>> Begin

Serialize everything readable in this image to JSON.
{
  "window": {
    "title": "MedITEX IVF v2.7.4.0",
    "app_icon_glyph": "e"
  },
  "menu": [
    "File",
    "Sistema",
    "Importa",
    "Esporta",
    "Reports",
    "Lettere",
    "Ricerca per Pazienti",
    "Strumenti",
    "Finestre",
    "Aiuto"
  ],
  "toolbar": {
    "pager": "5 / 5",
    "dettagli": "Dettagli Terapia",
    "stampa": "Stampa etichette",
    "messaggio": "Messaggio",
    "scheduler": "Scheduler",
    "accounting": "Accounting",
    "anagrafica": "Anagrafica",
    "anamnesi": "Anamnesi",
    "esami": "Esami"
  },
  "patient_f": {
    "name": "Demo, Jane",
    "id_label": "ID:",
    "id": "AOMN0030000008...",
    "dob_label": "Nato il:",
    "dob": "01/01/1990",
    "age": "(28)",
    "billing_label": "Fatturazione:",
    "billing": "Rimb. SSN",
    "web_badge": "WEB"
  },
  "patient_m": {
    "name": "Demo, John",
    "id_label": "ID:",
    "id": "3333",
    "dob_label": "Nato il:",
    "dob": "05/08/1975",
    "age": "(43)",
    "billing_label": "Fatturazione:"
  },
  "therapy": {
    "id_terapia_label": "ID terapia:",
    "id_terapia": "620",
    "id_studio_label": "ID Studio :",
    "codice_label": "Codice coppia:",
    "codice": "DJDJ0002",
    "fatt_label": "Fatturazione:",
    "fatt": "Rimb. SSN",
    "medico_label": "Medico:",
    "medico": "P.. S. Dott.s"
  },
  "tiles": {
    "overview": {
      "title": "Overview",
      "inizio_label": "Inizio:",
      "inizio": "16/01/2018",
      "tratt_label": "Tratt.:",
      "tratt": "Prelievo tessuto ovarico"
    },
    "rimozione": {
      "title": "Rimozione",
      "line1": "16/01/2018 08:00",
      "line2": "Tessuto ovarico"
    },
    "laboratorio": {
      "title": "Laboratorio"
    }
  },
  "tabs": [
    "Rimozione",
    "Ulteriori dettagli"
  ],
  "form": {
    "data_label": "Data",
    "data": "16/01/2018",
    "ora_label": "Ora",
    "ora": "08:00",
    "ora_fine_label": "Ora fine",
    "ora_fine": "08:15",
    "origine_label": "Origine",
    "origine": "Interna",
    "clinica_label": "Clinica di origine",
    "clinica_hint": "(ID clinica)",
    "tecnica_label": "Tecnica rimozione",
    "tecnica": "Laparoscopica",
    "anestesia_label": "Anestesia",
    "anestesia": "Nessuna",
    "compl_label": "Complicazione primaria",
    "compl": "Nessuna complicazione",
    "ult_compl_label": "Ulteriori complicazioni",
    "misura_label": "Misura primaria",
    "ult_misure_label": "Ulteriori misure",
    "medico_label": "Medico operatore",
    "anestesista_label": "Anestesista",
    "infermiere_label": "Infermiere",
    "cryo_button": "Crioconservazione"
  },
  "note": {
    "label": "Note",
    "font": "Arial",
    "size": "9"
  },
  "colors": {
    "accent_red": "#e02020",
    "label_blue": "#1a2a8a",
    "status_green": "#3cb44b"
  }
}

>> End

OBJECTIVE — Retype the listing exactly, in full.

ANSWER TO THIS TASK —
Serialize everything readable in this image to JSON.
{
  "window": {
    "title": "MedITEX IVF v2.7.4.0",
    "app_icon_glyph": "e"
  },
  "menu": [
    "File",
    "Sistema",
    "Importa",
    "Esporta",
    "Reports",
    "Lettere",
    "Ricerca per Pazienti",
    "Strumenti",
    "Finestre",
    "Aiuto"
  ],
  "toolbar": {
    "pager": "5 / 5",
    "dettagli": "Dettagli Terapia",
    "stampa": "Stampa etichette",
    "messaggio": "Messaggio",
    "scheduler": "Scheduler",
    "accounting": "Accounting",
    "anagrafica": "Anagrafica",
    "anamnesi": "Anamnesi",
    "esami": "Esami"
  },
  "patient_f": {
    "name": "Demo, Jane",
    "id_label": "ID:",
    "id": "AOMN0030000008...",
    "dob_label": "Nato il:",
    "dob": "01/01/1990",
    "age": "(28)",
    "billing_label": "Fatturazione:",
    "billing": "Rimb. SSN",
    "web_badge": "WEB"
  },
  "patient_m": {
    "name": "Demo, John",
    "id_label": "ID:",
    "id": "3333",
    "dob_label": "Nato il:",
    "dob": "05/08/1975",
    "age": "(43)",
    "billing_label": "Fatturazione:"
  },
  "therapy": {
    "id_terapia_label": "ID terapia:",
    "id_terapia": "620",
    "id_studio_label": "ID Studio :",
    "codice_label": "Codice coppia:",
    "codice": "DJDJ0002",
    "fatt_label": "Fatturazione:",
    "fatt": "Rimb. SSN",
    "medico_label": "Medico:",
    "medico": "P.. S. Dott.s"
  },
  "tiles": {
    "overview": {
      "title": "Overview",
      "inizio_label": "Inizio:",
      "inizio": "16/01/2018",
      "tratt_label": "Tratt.:",
      "tratt": "Prelievo tessuto ovarico"
    },
    "rimozione": {
      "title": "Rimozione",
      "line1": "16/01/2018 08:00",
      "line2": "Tessuto ovarico"
    },
    "laboratorio": {
      "title": "Laboratorio"
    }
  },
  "tabs": [
    "Rimozione",
    "Ulteriori dettagli"
  ],
  "form": {
    "data_label": "Data",
    "data": "16/01/2018",
    "ora_label": "Ora",
    "ora": "08:00",
    "ora_fine_label": "Ora fine",
    "ora_fine": "08:15",
    "origine_label": "Origine",
    "origine": "Interna",
    "clinica_label": "Clinica di origine",
    "clinica_hint": "(ID clinica)",
    "tecnica_label": "Tecnica rimozione",
    "tecnica": "Laparoscopica",
    "anestesia_label": "Anestesia",
    "anestesia": "Nessuna",
    "compl_label": "Complicazione primaria",
    "compl": "Nessuna complicazione",
    "ult_compl_label": "Ulteriori complicazioni",
    "misura_label": "Misura primaria",
    "ult_misure_label": "Ulteriori misure",
    "medico_label": "Medico operatore",
    "anestesista_label": "Anestesista",
    "infermiere_label": "Infermiere",
    "cryo_button": "Crioconservazione"
  },
  "note": {
    "label": "Note",
    "font": "Arial",
    "size": "9"
  },
  "colors": {
    "accent_red": "#e02020",
    "label_blue": "#1a2a8a",
    "status_green": "#3cb44b"
  }
}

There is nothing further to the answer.